→ **DOCUMENT EXTRACT**
- - - - - - -
No, it reads every time you execute this container. So, you could, and it sometimes is the case that you find, okay, so this list is not perfect, and it's sometimes the case that an administrator or something finds, wait a minute, there's something in here which conflicts with my user's ability to do X, Y, and Z and it's not working properly. And so you can just comment stuff out, or you can add different things. For a while, this was like a undocumented and unintended feature for a while. This actually, I believe with earlier versions of Apptainer, or actually earlier versions of Singularity, it would create an environment variable on the host to set the bind path, and then it would use that when it ran. And so you could actually create that environment variable yourself, and you could use that to copy libraries into that /.singularity.d/libs directory. And people, we found out, were using that because that was like an undocumented, it was a side effect. And it wasn't really expected that users were going to use that environment variable. And then they were, and I think we tried to change it, and then users were kind of like, wait a minute, stuff doesn't work anymore. We were using that.
- - - - - - -
→ **DATA ROWS**

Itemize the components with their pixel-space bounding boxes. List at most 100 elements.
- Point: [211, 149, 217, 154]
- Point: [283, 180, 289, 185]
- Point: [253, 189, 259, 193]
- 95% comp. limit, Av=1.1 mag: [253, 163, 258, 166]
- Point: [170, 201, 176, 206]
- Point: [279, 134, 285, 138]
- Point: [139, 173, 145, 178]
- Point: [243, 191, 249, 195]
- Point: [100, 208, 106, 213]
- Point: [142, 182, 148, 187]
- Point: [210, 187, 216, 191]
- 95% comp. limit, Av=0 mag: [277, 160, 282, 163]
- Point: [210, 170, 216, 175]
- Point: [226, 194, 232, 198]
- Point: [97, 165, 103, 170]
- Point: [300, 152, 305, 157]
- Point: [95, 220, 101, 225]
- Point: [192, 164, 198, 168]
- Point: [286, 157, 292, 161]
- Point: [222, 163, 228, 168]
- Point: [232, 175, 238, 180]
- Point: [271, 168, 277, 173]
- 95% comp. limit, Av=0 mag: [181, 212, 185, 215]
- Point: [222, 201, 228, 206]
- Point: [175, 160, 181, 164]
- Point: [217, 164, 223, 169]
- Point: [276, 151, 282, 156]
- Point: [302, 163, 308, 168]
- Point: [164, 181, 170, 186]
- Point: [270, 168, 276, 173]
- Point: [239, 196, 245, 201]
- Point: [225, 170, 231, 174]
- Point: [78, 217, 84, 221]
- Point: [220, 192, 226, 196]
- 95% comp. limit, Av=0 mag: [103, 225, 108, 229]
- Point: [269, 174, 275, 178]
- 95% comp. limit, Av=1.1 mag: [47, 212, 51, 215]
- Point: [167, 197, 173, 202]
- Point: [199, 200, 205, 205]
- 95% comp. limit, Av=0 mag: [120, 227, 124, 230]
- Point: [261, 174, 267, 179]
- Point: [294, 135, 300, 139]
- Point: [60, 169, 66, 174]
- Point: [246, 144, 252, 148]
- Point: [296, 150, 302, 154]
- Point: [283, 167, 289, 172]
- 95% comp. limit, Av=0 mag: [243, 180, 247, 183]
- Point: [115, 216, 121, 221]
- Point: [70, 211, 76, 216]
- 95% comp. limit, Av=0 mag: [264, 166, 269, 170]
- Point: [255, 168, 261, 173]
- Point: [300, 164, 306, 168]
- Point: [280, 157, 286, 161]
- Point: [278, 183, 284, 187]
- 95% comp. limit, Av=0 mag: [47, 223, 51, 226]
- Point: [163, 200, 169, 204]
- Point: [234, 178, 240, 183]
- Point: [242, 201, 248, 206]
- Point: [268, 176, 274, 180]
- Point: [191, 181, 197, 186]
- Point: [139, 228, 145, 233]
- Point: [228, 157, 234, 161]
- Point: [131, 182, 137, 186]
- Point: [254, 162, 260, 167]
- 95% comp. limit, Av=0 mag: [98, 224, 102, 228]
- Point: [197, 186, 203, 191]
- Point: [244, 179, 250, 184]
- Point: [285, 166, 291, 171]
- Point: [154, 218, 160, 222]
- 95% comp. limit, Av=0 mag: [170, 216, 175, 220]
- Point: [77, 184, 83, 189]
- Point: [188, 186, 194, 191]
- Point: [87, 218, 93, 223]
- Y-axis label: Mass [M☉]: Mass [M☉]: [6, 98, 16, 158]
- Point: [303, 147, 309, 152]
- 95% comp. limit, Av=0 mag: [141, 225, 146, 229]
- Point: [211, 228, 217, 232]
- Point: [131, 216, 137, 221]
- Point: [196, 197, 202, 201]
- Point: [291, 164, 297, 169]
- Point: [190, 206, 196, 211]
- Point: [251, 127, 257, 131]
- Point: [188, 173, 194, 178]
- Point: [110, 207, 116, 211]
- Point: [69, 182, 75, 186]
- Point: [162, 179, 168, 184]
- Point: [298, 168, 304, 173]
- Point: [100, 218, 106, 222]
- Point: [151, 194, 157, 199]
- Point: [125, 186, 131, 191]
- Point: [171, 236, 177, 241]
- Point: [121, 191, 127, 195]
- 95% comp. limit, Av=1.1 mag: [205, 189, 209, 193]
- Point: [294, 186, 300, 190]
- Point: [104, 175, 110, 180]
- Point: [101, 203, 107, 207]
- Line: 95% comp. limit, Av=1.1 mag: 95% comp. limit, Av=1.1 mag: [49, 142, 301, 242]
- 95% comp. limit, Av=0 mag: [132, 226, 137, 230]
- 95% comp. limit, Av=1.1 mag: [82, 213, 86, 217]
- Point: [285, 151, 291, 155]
- - - - - - -
→ **THINGS TO DO**
1: In the excerpt about Apptainer, what did earlier versions of Singularity create on the host to set the bind path?
2: Carry the Apptainer excerpt forward from its last sentence.
You won't need the records for any of this.

→ **WRITTEN RESPONSES**
1: An environment variable.

2:
And then just to show, I mean, I could show really quick. Can I show you that this does actually work? I've got a Jupyter Notebook that I installed in this container. So I can do something like this and start up a Jupyter Notebook. And if I go over here, this is just a basic GPU demo. Okay? So I'm going to watch the GPU over here. Notice I have X.Org running. This is why I can share right now, by the way. So last time I tried to share, my computer updated and it swapped me over to Wayland and Wayland was unhappy with trying to share through Streamyard.

Zane Hamilton:

You fixed it.

Jupyter Notebook Demo using MNIST Data [36:06]

Dave Godlove:

Yep. All right. So I'm going to go ahead and connect off screen to this. All right, so I've connected to this Jupyter notebook I've got running that I started with this command. I've got this MNIST example. So MNIST is a bunch of handwritten digits. It's the Modified National Institute of Science and Technology Handwritten Digit Dataset. And it's used really widely for stuff like this. Just silly little examples. You can see I've run it once before and it gives me a bunch of warnings. But anyhow, I'm going to go ahead and run it again. It's going to give me, hopefully if it works, some warnings. Are you not running?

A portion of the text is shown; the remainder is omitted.